** Start **

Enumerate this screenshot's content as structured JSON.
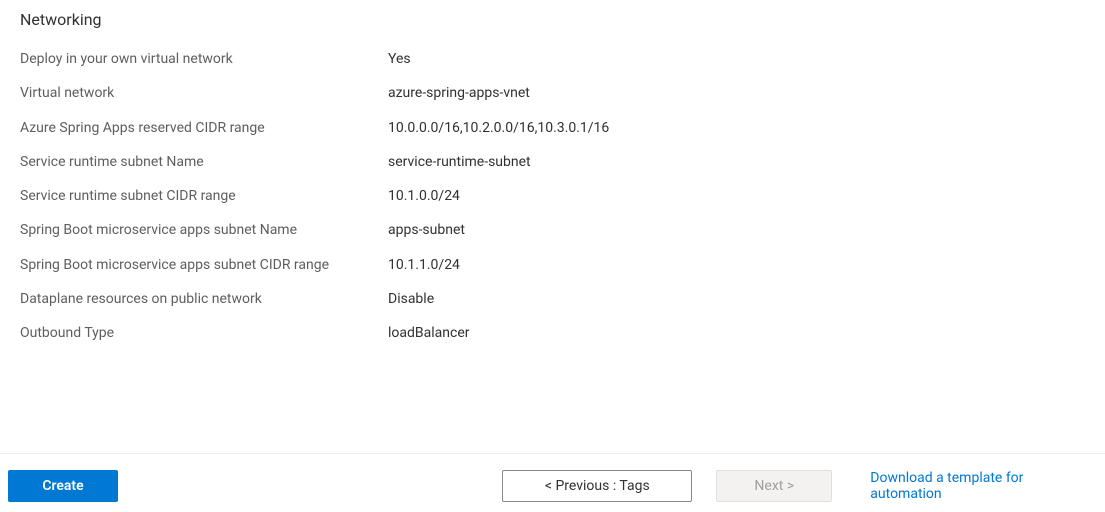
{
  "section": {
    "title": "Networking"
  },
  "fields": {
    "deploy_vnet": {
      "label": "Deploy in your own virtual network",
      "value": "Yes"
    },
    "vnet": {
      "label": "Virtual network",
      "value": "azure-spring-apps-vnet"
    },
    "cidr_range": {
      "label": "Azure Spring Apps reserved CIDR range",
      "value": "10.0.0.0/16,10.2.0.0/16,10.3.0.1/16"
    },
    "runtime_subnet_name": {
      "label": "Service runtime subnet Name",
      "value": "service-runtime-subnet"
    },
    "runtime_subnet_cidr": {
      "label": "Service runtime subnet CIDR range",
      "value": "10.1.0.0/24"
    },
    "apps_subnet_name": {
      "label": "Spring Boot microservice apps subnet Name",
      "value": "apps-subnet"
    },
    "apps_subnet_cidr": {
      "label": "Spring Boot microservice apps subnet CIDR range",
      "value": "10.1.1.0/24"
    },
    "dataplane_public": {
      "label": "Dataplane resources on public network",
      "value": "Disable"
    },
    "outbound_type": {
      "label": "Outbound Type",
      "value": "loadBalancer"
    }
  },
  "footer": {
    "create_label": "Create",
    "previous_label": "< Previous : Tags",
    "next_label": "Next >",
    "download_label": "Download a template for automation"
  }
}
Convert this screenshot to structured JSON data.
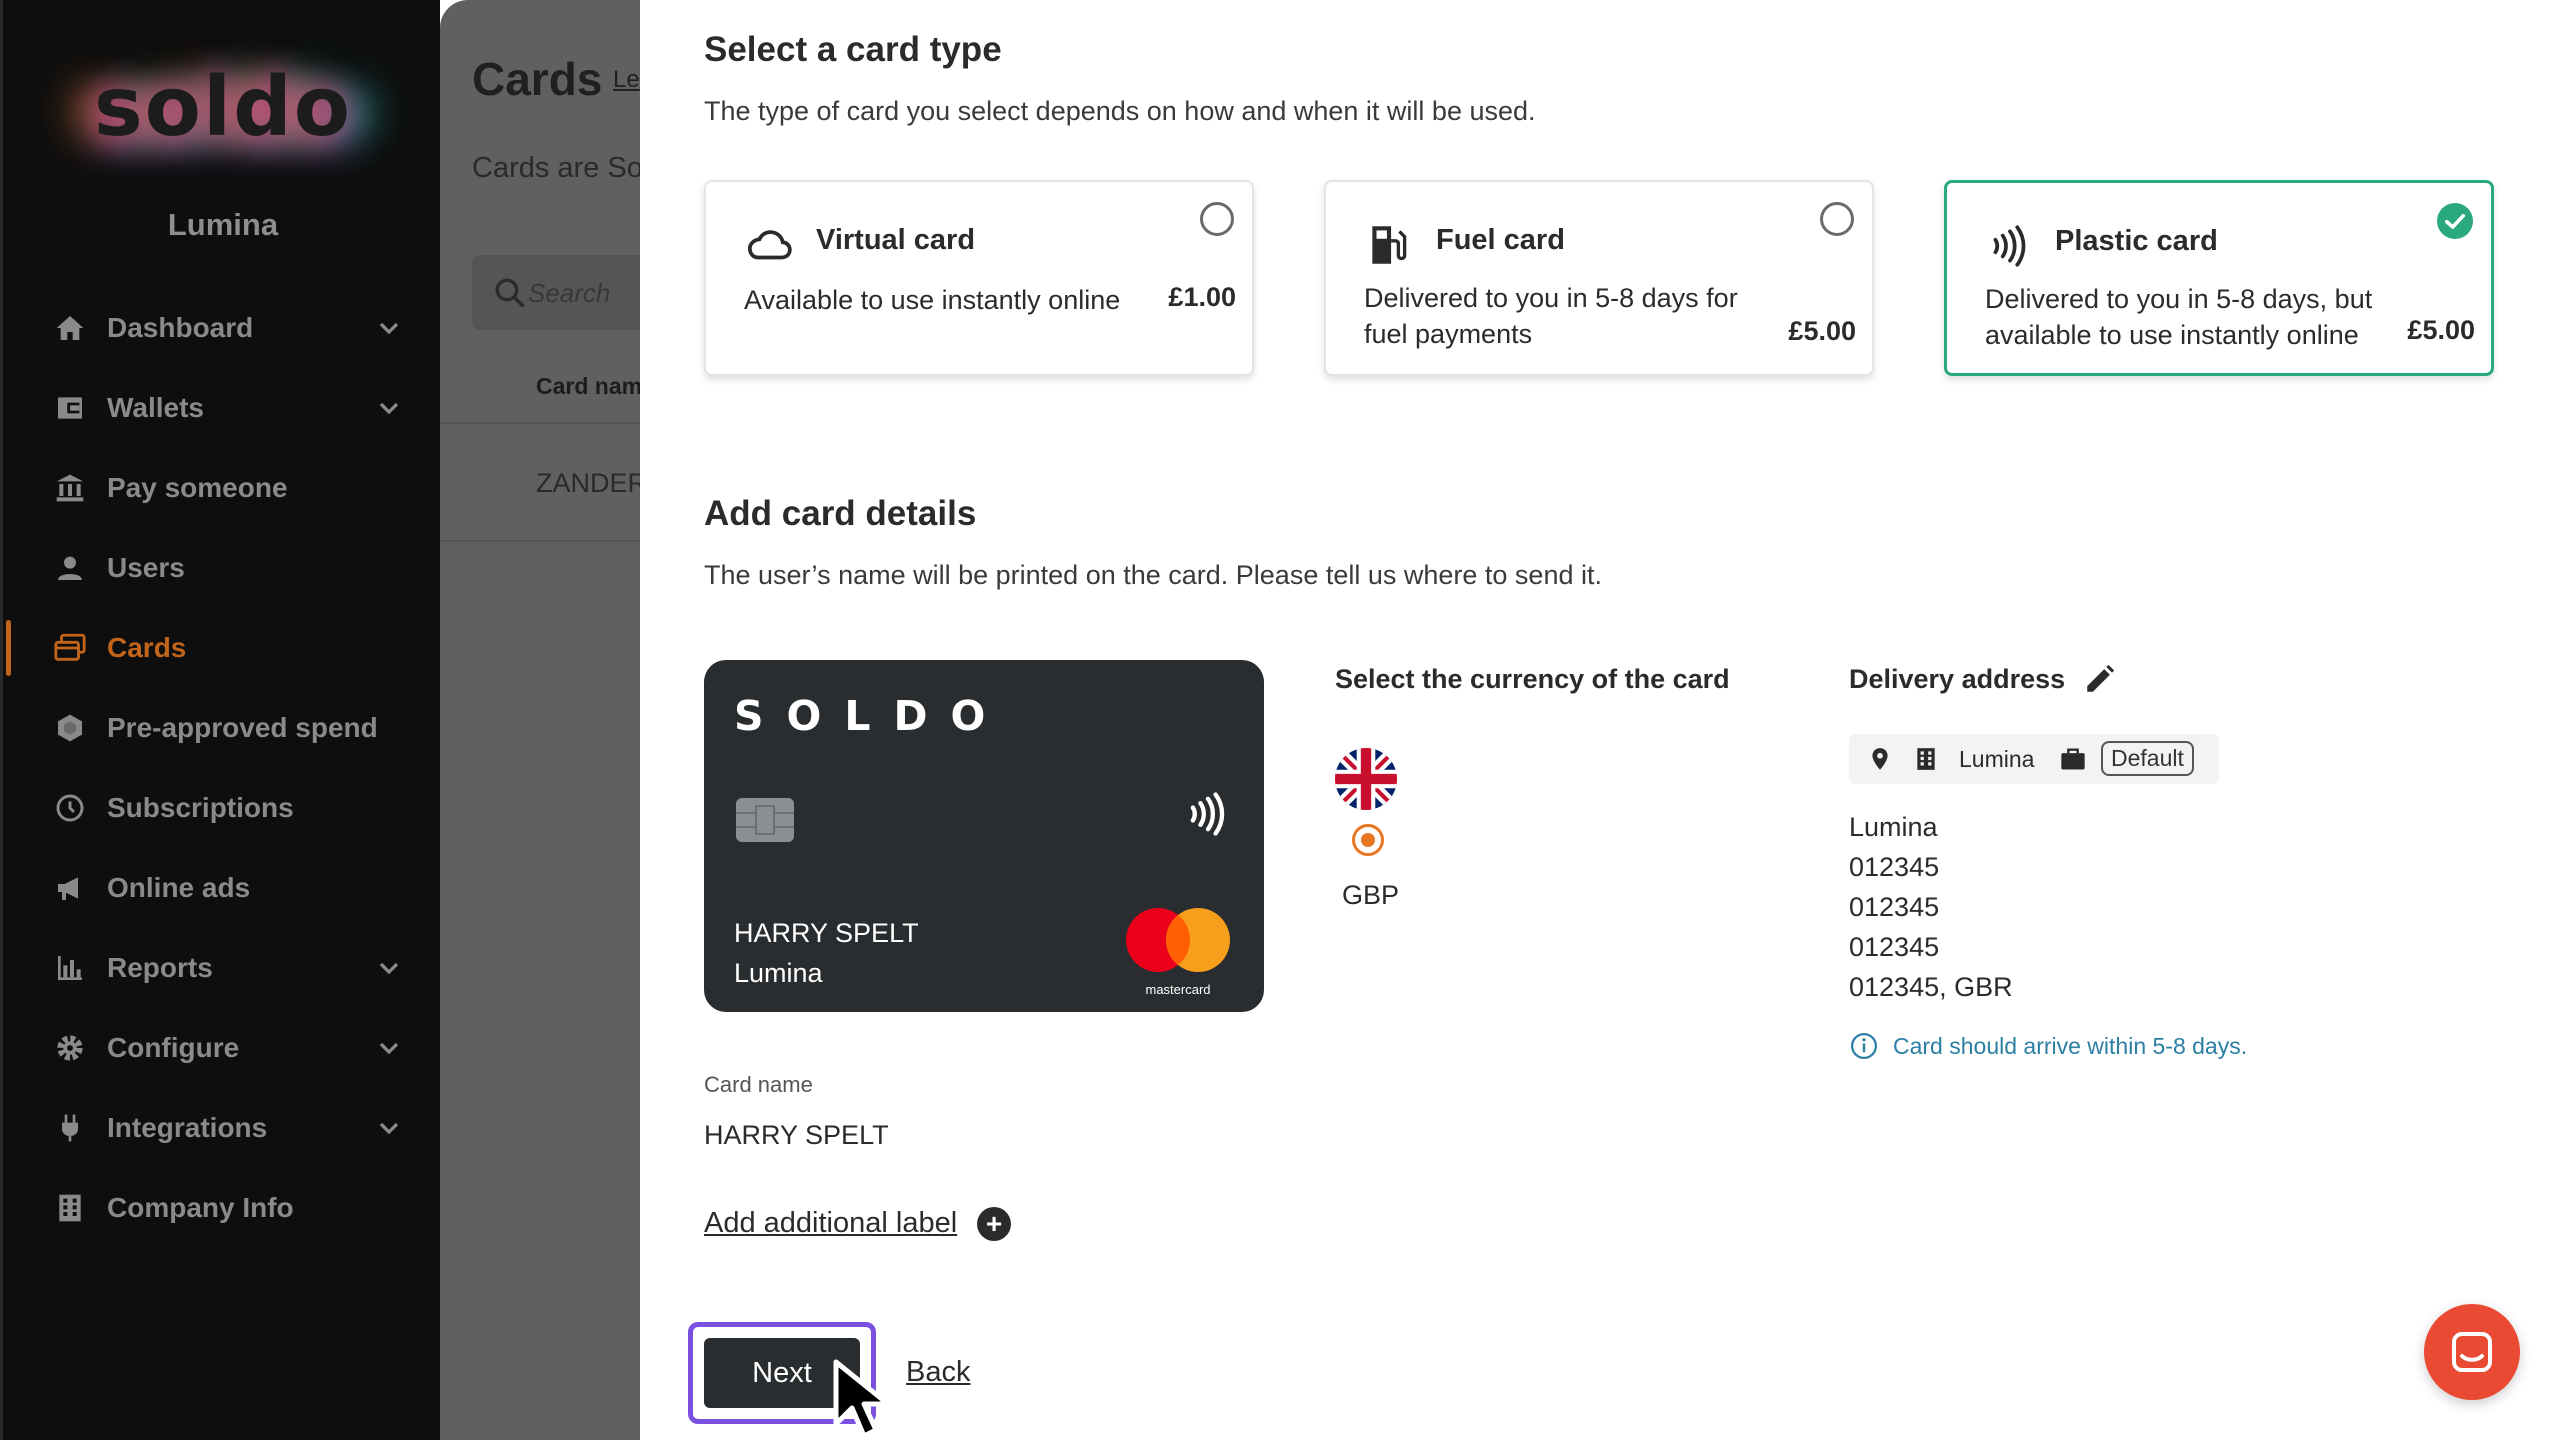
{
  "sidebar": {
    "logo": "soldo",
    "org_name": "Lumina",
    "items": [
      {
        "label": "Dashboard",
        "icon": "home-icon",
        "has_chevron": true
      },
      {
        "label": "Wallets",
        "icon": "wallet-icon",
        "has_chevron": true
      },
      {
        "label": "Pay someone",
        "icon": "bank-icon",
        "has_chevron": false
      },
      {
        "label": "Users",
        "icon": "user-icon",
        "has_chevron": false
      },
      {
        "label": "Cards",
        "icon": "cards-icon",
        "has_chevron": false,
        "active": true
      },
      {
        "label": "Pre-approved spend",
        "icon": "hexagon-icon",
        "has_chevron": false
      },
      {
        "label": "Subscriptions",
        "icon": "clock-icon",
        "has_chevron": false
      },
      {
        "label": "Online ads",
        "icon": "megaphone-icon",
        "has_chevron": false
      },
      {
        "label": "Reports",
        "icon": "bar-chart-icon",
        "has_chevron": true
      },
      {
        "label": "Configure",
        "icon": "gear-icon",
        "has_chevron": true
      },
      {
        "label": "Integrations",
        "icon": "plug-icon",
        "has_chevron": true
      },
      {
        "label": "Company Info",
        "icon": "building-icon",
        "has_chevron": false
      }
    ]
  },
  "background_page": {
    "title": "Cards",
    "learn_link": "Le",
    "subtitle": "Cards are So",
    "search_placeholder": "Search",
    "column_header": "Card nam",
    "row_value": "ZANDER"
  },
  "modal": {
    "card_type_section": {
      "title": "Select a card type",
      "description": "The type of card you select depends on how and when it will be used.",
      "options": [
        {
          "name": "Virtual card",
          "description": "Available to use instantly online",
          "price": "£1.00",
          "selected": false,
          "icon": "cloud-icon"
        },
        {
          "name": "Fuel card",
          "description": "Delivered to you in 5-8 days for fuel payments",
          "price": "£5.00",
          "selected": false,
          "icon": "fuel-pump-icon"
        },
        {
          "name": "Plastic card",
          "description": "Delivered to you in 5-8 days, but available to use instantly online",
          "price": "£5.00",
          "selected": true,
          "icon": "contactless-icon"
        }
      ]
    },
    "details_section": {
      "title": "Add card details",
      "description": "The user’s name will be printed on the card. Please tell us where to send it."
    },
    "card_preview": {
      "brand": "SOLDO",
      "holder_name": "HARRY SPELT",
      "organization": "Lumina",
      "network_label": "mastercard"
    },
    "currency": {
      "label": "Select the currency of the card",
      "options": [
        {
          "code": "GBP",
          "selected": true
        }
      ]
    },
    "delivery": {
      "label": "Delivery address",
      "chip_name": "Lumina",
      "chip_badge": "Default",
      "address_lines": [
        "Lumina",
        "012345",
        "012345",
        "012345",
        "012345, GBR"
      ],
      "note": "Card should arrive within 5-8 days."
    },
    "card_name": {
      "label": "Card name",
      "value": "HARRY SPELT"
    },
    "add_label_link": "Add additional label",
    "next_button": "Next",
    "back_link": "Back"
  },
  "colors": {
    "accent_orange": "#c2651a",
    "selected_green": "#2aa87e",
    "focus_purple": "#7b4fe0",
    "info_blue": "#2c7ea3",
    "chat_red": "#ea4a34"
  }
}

** End **

▶ **WHAT YOU ARE ASKED TO DO**:
Copy the listing in full and without alteration, omitting every picture.

▶ **RESULT OF THIS EXERCISE**:
Enumerate this screenshot's content as structured JSON.
{
  "section": {
    "title": "Networking"
  },
  "fields": {
    "deploy_vnet": {
      "label": "Deploy in your own virtual network",
      "value": "Yes"
    },
    "vnet": {
      "label": "Virtual network",
      "value": "azure-spring-apps-vnet"
    },
    "cidr_range": {
      "label": "Azure Spring Apps reserved CIDR range",
      "value": "10.0.0.0/16,10.2.0.0/16,10.3.0.1/16"
    },
    "runtime_subnet_name": {
      "label": "Service runtime subnet Name",
      "value": "service-runtime-subnet"
    },
    "runtime_subnet_cidr": {
      "label": "Service runtime subnet CIDR range",
      "value": "10.1.0.0/24"
    },
    "apps_subnet_name": {
      "label": "Spring Boot microservice apps subnet Name",
      "value": "apps-subnet"
    },
    "apps_subnet_cidr": {
      "label": "Spring Boot microservice apps subnet CIDR range",
      "value": "10.1.1.0/24"
    },
    "dataplane_public": {
      "label": "Dataplane resources on public network",
      "value": "Disable"
    },
    "outbound_type": {
      "label": "Outbound Type",
      "value": "loadBalancer"
    }
  },
  "footer": {
    "create_label": "Create",
    "previous_label": "< Previous : Tags",
    "next_label": "Next >",
    "download_label": "Download a template for automation"
  }
}
Convert this screenshot to structured JSON data.
{
  "sidebar": {
    "logo": "soldo",
    "org_name": "Lumina",
    "items": [
      {
        "label": "Dashboard",
        "icon": "home-icon",
        "has_chevron": true
      },
      {
        "label": "Wallets",
        "icon": "wallet-icon",
        "has_chevron": true
      },
      {
        "label": "Pay someone",
        "icon": "bank-icon",
        "has_chevron": false
      },
      {
        "label": "Users",
        "icon": "user-icon",
        "has_chevron": false
      },
      {
        "label": "Cards",
        "icon": "cards-icon",
        "has_chevron": false,
        "active": true
      },
      {
        "label": "Pre-approved spend",
        "icon": "hexagon-icon",
        "has_chevron": false
      },
      {
        "label": "Subscriptions",
        "icon": "clock-icon",
        "has_chevron": false
      },
      {
        "label": "Online ads",
        "icon": "megaphone-icon",
        "has_chevron": false
      },
      {
        "label": "Reports",
        "icon": "bar-chart-icon",
        "has_chevron": true
      },
      {
        "label": "Configure",
        "icon": "gear-icon",
        "has_chevron": true
      },
      {
        "label": "Integrations",
        "icon": "plug-icon",
        "has_chevron": true
      },
      {
        "label": "Company Info",
        "icon": "building-icon",
        "has_chevron": false
      }
    ]
  },
  "background_page": {
    "title": "Cards",
    "learn_link": "Le",
    "subtitle": "Cards are So",
    "search_placeholder": "Search",
    "column_header": "Card nam",
    "row_value": "ZANDER"
  },
  "modal": {
    "card_type_section": {
      "title": "Select a card type",
      "description": "The type of card you select depends on how and when it will be used.",
      "options": [
        {
          "name": "Virtual card",
          "description": "Available to use instantly online",
          "price": "£1.00",
          "selected": false,
          "icon": "cloud-icon"
        },
        {
          "name": "Fuel card",
          "description": "Delivered to you in 5-8 days for fuel payments",
          "price": "£5.00",
          "selected": false,
          "icon": "fuel-pump-icon"
        },
        {
          "name": "Plastic card",
          "description": "Delivered to you in 5-8 days, but available to use instantly online",
          "price": "£5.00",
          "selected": true,
          "icon": "contactless-icon"
        }
      ]
    },
    "details_section": {
      "title": "Add card details",
      "description": "The user’s name will be printed on the card. Please tell us where to send it."
    },
    "card_preview": {
      "brand": "SOLDO",
      "holder_name": "HARRY SPELT",
      "organization": "Lumina",
      "network_label": "mastercard"
    },
    "currency": {
      "label": "Select the currency of the card",
      "options": [
        {
          "code": "GBP",
          "selected": true
        }
      ]
    },
    "delivery": {
      "label": "Delivery address",
      "chip_name": "Lumina",
      "chip_badge": "Default",
      "address_lines": [
        "Lumina",
        "012345",
        "012345",
        "012345",
        "012345, GBR"
      ],
      "note": "Card should arrive within 5-8 days."
    },
    "card_name": {
      "label": "Card name",
      "value": "HARRY SPELT"
    },
    "add_label_link": "Add additional label",
    "next_button": "Next",
    "back_link": "Back"
  },
  "colors": {
    "accent_orange": "#c2651a",
    "selected_green": "#2aa87e",
    "focus_purple": "#7b4fe0",
    "info_blue": "#2c7ea3",
    "chat_red": "#ea4a34"
  }
}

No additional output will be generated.